-- WRITTEN REQUEST --
Return each line of the data below verbatim; pictures are to be left out.

-- DATA SUPPLIED --
-- Begin --

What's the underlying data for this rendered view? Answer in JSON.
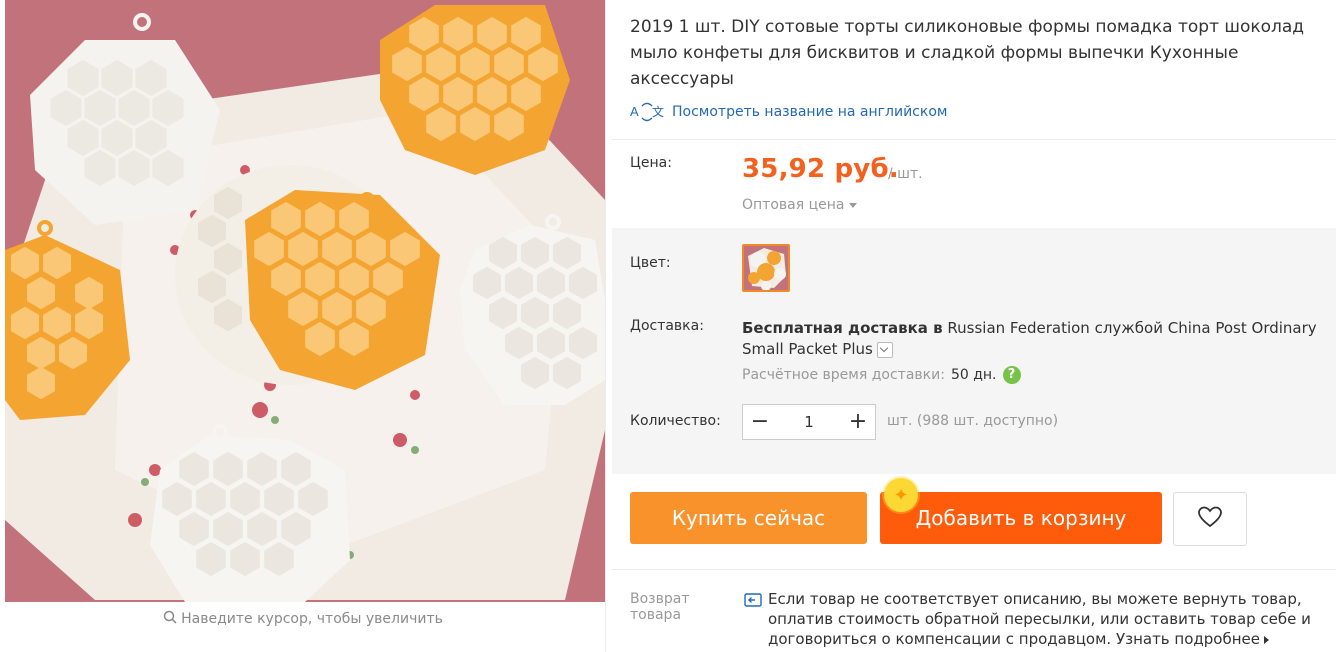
{
  "gallery": {
    "zoom_hint": "Наведите курсор, чтобы увеличить",
    "image_alt": "honeycomb silicone molds"
  },
  "product": {
    "title": "2019 1 шт. DIY сотовые торты силиконовые формы помадка торт шоколад мыло конфеты для бисквитов и сладкой формы выпечки Кухонные аксессуары",
    "translate_link": "Посмотреть название на английском"
  },
  "price": {
    "label": "Цена:",
    "value": "35,92 руб.",
    "per_unit": "/ шт.",
    "wholesale": "Оптовая цена"
  },
  "color": {
    "label": "Цвет:"
  },
  "shipping": {
    "label": "Доставка:",
    "free_prefix": "Бесплатная доставка в",
    "rest": " Russian Federation службой China Post Ordinary Small Packet Plus",
    "est_label": "Расчётное время доставки:",
    "est_days": "50 дн.",
    "help": "?"
  },
  "quantity": {
    "label": "Количество:",
    "value": "1",
    "minus": "−",
    "plus": "+",
    "available": "шт. (988 шт. доступно)"
  },
  "actions": {
    "buy_now": "Купить сейчас",
    "add_to_cart": "Добавить в корзину",
    "star": "✦"
  },
  "returns": {
    "label_line1": "Возврат",
    "label_line2": "товара",
    "text": "Если товар не соответствует описанию, вы можете вернуть товар, оплатив стоимость обратной пересылки, или оставить товар себе и договориться о компенсации с продавцом.",
    "more": "Узнать подробнее"
  },
  "colors": {
    "accent_orange": "#f4611e",
    "buy_button": "#fa922c",
    "cart_button": "#fe5c0b",
    "link_blue": "#2469b4",
    "help_green": "#77c34a"
  }
}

-- End --

-- RESPONSE TO THE TASK --
What's the underlying data for this rendered view? Answer in JSON.
{
  "gallery": {
    "zoom_hint": "Наведите курсор, чтобы увеличить",
    "image_alt": "honeycomb silicone molds"
  },
  "product": {
    "title": "2019 1 шт. DIY сотовые торты силиконовые формы помадка торт шоколад мыло конфеты для бисквитов и сладкой формы выпечки Кухонные аксессуары",
    "translate_link": "Посмотреть название на английском"
  },
  "price": {
    "label": "Цена:",
    "value": "35,92 руб.",
    "per_unit": "/ шт.",
    "wholesale": "Оптовая цена"
  },
  "color": {
    "label": "Цвет:"
  },
  "shipping": {
    "label": "Доставка:",
    "free_prefix": "Бесплатная доставка в",
    "rest": " Russian Federation службой China Post Ordinary Small Packet Plus",
    "est_label": "Расчётное время доставки:",
    "est_days": "50 дн.",
    "help": "?"
  },
  "quantity": {
    "label": "Количество:",
    "value": "1",
    "minus": "−",
    "plus": "+",
    "available": "шт. (988 шт. доступно)"
  },
  "actions": {
    "buy_now": "Купить сейчас",
    "add_to_cart": "Добавить в корзину",
    "star": "✦"
  },
  "returns": {
    "label_line1": "Возврат",
    "label_line2": "товара",
    "text": "Если товар не соответствует описанию, вы можете вернуть товар, оплатив стоимость обратной пересылки, или оставить товар себе и договориться о компенсации с продавцом.",
    "more": "Узнать подробнее"
  },
  "colors": {
    "accent_orange": "#f4611e",
    "buy_button": "#fa922c",
    "cart_button": "#fe5c0b",
    "link_blue": "#2469b4",
    "help_green": "#77c34a"
  }
}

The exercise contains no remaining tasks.